┌──
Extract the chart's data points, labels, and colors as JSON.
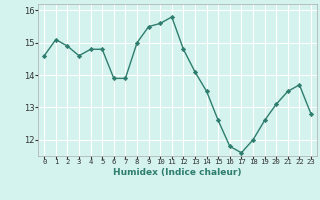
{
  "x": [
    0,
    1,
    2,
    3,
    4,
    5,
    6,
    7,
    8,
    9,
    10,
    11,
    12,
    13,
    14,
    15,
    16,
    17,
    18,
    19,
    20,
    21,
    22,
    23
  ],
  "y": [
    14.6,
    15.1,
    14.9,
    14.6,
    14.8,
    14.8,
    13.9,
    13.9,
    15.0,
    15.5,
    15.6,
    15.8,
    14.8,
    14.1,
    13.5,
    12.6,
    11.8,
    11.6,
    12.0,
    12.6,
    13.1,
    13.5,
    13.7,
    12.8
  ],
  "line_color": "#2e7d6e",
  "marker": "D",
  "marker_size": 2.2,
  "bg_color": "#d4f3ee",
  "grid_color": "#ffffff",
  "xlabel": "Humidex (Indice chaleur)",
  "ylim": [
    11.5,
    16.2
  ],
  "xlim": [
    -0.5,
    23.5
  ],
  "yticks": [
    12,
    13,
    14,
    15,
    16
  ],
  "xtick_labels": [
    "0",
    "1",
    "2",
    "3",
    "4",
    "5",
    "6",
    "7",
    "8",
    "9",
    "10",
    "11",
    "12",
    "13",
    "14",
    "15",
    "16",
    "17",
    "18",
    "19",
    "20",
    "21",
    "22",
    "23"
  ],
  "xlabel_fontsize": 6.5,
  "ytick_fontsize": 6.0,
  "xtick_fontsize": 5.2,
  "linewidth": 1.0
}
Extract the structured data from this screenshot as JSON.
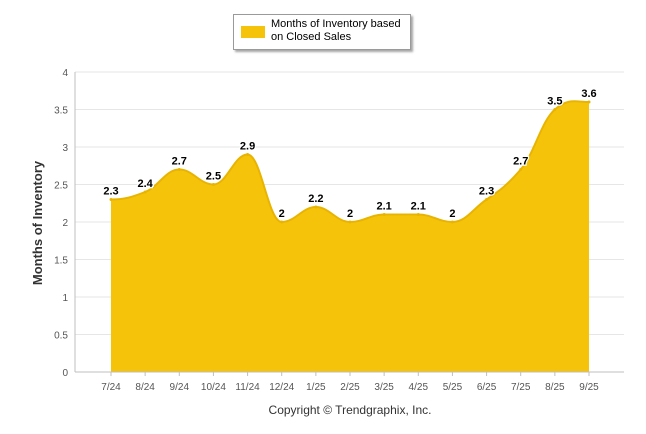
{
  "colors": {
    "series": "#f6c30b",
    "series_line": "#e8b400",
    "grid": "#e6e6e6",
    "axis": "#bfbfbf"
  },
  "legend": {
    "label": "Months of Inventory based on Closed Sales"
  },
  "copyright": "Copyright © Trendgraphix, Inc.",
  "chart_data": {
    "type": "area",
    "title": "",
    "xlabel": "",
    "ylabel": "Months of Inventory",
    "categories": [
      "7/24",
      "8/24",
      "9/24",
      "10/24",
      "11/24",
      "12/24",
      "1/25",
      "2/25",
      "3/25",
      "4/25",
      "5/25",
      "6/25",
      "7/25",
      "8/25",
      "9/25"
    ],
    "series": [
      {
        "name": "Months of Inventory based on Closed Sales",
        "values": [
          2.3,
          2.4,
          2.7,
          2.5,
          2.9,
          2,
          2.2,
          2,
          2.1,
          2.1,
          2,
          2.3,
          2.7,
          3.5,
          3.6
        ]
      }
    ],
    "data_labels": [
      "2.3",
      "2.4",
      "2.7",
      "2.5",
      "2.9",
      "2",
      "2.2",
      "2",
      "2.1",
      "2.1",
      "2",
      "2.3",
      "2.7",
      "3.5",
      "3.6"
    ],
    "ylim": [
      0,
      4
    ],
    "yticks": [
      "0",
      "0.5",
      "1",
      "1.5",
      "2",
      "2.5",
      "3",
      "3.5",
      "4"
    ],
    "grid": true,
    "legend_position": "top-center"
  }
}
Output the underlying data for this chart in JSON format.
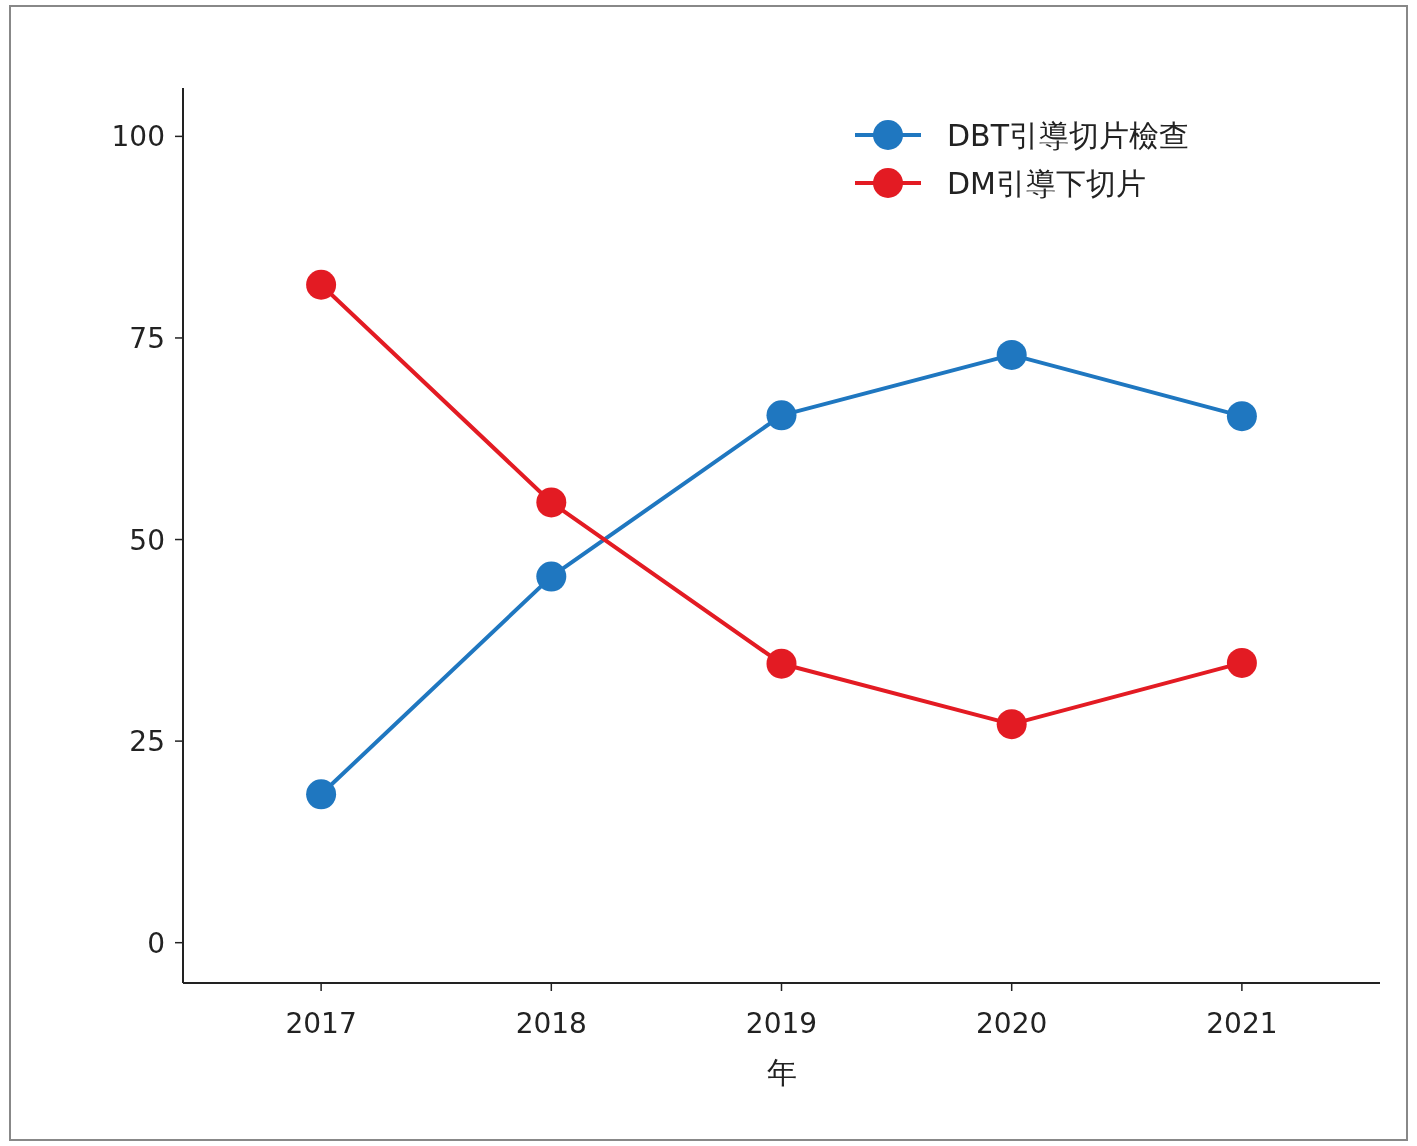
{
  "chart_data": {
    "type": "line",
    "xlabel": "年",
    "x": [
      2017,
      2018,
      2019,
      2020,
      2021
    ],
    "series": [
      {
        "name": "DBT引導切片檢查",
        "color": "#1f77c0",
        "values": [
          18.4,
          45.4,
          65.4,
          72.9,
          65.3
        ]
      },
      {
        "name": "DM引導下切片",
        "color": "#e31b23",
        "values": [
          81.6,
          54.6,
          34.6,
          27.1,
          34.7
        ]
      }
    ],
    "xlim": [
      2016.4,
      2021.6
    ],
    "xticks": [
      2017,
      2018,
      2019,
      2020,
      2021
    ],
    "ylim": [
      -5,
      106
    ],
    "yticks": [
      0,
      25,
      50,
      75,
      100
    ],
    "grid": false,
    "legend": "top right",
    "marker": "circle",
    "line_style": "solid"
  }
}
└──
┌──
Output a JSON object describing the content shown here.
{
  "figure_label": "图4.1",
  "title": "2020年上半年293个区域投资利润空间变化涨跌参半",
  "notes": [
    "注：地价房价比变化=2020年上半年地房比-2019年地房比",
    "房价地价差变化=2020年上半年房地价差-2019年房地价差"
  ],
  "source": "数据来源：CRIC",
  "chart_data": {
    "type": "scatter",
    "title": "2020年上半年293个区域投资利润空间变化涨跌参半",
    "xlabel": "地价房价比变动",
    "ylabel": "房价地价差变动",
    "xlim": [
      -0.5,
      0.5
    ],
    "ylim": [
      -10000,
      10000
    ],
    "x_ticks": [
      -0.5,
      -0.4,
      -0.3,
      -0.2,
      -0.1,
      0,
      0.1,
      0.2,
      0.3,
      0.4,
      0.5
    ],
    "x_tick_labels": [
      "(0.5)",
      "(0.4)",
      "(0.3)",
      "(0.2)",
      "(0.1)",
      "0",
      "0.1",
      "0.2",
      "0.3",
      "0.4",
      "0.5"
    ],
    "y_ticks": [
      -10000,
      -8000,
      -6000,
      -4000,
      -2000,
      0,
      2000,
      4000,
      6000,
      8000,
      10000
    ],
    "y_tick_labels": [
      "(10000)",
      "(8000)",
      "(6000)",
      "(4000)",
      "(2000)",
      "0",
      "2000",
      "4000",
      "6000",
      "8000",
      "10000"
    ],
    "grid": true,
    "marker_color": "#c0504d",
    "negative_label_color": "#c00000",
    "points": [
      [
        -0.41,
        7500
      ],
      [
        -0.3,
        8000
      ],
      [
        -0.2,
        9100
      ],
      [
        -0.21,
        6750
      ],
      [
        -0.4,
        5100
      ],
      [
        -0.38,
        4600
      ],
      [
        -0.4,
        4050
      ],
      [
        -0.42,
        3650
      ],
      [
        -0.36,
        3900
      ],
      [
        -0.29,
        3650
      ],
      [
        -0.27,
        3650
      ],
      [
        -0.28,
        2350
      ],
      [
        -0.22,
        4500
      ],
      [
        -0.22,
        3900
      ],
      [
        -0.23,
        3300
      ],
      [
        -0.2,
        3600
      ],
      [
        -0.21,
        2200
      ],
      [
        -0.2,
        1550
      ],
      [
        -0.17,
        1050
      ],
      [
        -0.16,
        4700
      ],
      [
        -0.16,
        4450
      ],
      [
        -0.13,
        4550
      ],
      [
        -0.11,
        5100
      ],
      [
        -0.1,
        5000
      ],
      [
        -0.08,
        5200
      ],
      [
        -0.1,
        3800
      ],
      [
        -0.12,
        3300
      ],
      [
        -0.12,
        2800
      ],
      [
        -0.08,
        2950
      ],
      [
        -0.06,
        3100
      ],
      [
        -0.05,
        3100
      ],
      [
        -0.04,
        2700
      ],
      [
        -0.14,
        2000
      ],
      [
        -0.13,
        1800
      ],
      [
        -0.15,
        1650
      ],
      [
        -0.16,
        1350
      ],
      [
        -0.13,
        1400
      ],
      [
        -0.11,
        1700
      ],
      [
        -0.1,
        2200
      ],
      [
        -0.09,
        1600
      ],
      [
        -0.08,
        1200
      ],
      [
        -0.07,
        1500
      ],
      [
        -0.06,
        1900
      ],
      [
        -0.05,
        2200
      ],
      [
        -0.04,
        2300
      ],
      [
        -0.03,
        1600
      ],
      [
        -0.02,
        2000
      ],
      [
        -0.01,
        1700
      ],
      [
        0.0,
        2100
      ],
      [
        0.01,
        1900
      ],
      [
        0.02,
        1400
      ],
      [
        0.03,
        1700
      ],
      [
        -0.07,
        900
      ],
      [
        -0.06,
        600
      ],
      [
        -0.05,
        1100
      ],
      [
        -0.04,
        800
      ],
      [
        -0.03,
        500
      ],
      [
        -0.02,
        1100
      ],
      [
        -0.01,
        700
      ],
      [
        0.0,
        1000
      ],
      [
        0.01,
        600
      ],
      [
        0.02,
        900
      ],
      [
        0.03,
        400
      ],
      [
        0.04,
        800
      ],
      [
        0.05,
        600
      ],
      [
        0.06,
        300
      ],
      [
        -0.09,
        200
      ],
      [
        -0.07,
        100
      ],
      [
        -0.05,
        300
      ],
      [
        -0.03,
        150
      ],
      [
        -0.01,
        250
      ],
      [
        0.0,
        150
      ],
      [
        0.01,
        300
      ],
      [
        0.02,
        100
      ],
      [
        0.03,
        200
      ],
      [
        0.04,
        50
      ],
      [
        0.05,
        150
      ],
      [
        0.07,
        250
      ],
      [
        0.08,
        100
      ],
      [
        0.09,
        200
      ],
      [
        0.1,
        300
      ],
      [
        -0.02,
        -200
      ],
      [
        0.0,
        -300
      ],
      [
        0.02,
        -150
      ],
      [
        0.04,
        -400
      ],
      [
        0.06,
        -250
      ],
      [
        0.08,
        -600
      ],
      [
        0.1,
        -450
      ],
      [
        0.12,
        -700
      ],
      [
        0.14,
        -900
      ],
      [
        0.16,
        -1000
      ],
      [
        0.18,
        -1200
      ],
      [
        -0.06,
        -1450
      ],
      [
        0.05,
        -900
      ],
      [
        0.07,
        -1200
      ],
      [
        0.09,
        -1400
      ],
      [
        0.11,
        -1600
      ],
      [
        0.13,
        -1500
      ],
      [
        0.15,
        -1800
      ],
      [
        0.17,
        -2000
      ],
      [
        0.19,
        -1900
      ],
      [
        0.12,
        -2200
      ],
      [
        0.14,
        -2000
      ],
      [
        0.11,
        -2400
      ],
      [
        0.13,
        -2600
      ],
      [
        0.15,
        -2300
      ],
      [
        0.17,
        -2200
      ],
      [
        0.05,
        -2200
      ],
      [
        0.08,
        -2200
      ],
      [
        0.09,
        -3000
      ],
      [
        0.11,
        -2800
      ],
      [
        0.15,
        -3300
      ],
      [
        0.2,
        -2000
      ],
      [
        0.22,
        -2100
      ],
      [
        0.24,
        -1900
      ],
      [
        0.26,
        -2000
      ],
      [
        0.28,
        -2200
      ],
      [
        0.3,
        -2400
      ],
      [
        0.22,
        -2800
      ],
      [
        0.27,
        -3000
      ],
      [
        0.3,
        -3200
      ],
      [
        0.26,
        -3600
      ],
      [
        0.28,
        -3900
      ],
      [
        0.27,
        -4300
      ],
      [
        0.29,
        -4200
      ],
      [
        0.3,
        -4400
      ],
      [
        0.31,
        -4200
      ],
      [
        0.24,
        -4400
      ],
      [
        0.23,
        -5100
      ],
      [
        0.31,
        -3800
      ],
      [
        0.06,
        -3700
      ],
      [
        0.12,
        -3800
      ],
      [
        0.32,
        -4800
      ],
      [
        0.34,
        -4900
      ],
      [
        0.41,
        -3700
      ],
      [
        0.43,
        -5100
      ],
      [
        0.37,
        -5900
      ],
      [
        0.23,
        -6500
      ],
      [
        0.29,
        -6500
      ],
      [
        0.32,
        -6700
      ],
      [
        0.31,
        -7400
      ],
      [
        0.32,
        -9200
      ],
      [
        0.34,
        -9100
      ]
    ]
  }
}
└──
Directive - Gather up every line from the listing above in which the word "this" occurs.

Problem solution -
Extract the structured data from this screenshot as JSON.
Output the underlying data for this chart in JSON format.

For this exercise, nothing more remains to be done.